EXERCISE BRIEF
Every entry needs to be printed exactly, please.
-----
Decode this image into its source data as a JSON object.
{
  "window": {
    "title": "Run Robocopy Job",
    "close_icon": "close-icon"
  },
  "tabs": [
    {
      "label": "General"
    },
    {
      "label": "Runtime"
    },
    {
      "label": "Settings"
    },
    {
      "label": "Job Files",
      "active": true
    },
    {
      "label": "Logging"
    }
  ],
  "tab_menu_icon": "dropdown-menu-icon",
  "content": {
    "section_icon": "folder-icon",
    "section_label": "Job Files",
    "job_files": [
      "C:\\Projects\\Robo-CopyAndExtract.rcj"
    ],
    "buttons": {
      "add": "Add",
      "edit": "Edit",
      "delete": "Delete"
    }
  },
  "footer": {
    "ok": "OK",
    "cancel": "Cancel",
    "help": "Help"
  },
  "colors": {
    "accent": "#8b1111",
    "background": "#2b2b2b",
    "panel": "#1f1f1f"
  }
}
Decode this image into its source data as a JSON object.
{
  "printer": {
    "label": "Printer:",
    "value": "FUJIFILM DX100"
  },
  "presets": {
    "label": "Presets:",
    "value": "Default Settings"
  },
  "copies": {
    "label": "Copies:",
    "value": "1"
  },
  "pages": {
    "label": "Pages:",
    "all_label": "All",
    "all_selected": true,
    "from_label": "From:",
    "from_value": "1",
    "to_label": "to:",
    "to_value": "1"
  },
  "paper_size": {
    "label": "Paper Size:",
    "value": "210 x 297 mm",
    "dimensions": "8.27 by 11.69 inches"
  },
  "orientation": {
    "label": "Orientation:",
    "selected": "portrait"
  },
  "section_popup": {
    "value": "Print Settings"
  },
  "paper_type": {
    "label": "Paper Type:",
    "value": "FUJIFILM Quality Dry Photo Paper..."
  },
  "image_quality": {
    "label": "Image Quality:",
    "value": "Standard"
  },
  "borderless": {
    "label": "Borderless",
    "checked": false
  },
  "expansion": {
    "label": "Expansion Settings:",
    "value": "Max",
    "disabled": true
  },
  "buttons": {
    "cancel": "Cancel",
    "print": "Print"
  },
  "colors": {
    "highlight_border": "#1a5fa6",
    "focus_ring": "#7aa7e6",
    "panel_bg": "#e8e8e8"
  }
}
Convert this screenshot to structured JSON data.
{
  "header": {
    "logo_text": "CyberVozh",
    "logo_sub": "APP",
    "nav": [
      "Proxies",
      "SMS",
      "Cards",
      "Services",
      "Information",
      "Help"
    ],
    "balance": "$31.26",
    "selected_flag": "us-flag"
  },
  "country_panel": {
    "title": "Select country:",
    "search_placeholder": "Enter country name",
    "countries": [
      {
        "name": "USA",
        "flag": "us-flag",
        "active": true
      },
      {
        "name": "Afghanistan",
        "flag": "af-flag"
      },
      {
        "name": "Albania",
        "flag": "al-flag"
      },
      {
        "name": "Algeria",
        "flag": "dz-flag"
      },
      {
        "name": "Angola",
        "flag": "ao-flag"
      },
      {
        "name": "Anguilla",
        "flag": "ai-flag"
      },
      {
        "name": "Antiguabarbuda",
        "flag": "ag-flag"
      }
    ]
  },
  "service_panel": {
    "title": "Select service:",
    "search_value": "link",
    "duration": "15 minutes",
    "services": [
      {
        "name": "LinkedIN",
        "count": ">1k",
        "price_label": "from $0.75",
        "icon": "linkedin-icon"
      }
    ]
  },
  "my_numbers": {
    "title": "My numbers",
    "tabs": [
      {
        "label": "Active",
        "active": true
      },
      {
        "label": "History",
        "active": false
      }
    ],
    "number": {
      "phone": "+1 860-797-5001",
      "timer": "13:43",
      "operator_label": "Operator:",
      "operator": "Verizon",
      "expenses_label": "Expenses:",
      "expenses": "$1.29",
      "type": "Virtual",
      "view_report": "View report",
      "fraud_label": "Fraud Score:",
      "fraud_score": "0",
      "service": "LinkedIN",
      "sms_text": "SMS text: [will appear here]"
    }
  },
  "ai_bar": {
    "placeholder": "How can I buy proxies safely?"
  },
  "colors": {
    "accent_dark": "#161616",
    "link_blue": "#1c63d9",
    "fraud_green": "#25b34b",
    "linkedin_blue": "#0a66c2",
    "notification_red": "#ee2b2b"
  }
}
-----
EXPECTED ANSWER
Decode this image into its source data as a JSON object.
{
  "window": {
    "title": "Run Robocopy Job",
    "close_icon": "close-icon"
  },
  "tabs": [
    {
      "label": "General"
    },
    {
      "label": "Runtime"
    },
    {
      "label": "Settings"
    },
    {
      "label": "Job Files",
      "active": true
    },
    {
      "label": "Logging"
    }
  ],
  "tab_menu_icon": "dropdown-menu-icon",
  "content": {
    "section_icon": "folder-icon",
    "section_label": "Job Files",
    "job_files": [
      "C:\\Projects\\Robo-CopyAndExtract.rcj"
    ],
    "buttons": {
      "add": "Add",
      "edit": "Edit",
      "delete": "Delete"
    }
  },
  "footer": {
    "ok": "OK",
    "cancel": "Cancel",
    "help": "Help"
  },
  "colors": {
    "accent": "#8b1111",
    "background": "#2b2b2b",
    "panel": "#1f1f1f"
  }
}
Decode this image into its source data as a JSON object.
{
  "printer": {
    "label": "Printer:",
    "value": "FUJIFILM DX100"
  },
  "presets": {
    "label": "Presets:",
    "value": "Default Settings"
  },
  "copies": {
    "label": "Copies:",
    "value": "1"
  },
  "pages": {
    "label": "Pages:",
    "all_label": "All",
    "all_selected": true,
    "from_label": "From:",
    "from_value": "1",
    "to_label": "to:",
    "to_value": "1"
  },
  "paper_size": {
    "label": "Paper Size:",
    "value": "210 x 297 mm",
    "dimensions": "8.27 by 11.69 inches"
  },
  "orientation": {
    "label": "Orientation:",
    "selected": "portrait"
  },
  "section_popup": {
    "value": "Print Settings"
  },
  "paper_type": {
    "label": "Paper Type:",
    "value": "FUJIFILM Quality Dry Photo Paper..."
  },
  "image_quality": {
    "label": "Image Quality:",
    "value": "Standard"
  },
  "borderless": {
    "label": "Borderless",
    "checked": false
  },
  "expansion": {
    "label": "Expansion Settings:",
    "value": "Max",
    "disabled": true
  },
  "buttons": {
    "cancel": "Cancel",
    "print": "Print"
  },
  "colors": {
    "highlight_border": "#1a5fa6",
    "focus_ring": "#7aa7e6",
    "panel_bg": "#e8e8e8"
  }
}
Convert this screenshot to structured JSON data.
{
  "header": {
    "logo_text": "CyberVozh",
    "logo_sub": "APP",
    "nav": [
      "Proxies",
      "SMS",
      "Cards",
      "Services",
      "Information",
      "Help"
    ],
    "balance": "$31.26",
    "selected_flag": "us-flag"
  },
  "country_panel": {
    "title": "Select country:",
    "search_placeholder": "Enter country name",
    "countries": [
      {
        "name": "USA",
        "flag": "us-flag",
        "active": true
      },
      {
        "name": "Afghanistan",
        "flag": "af-flag"
      },
      {
        "name": "Albania",
        "flag": "al-flag"
      },
      {
        "name": "Algeria",
        "flag": "dz-flag"
      },
      {
        "name": "Angola",
        "flag": "ao-flag"
      },
      {
        "name": "Anguilla",
        "flag": "ai-flag"
      },
      {
        "name": "Antiguabarbuda",
        "flag": "ag-flag"
      }
    ]
  },
  "service_panel": {
    "title": "Select service:",
    "search_value": "link",
    "duration": "15 minutes",
    "services": [
      {
        "name": "LinkedIN",
        "count": ">1k",
        "price_label": "from $0.75",
        "icon": "linkedin-icon"
      }
    ]
  },
  "my_numbers": {
    "title": "My numbers",
    "tabs": [
      {
        "label": "Active",
        "active": true
      },
      {
        "label": "History",
        "active": false
      }
    ],
    "number": {
      "phone": "+1 860-797-5001",
      "timer": "13:43",
      "operator_label": "Operator:",
      "operator": "Verizon",
      "expenses_label": "Expenses:",
      "expenses": "$1.29",
      "type": "Virtual",
      "view_report": "View report",
      "fraud_label": "Fraud Score:",
      "fraud_score": "0",
      "service": "LinkedIN",
      "sms_text": "SMS text: [will appear here]"
    }
  },
  "ai_bar": {
    "placeholder": "How can I buy proxies safely?"
  },
  "colors": {
    "accent_dark": "#161616",
    "link_blue": "#1c63d9",
    "fraud_green": "#25b34b",
    "linkedin_blue": "#0a66c2",
    "notification_red": "#ee2b2b"
  }
}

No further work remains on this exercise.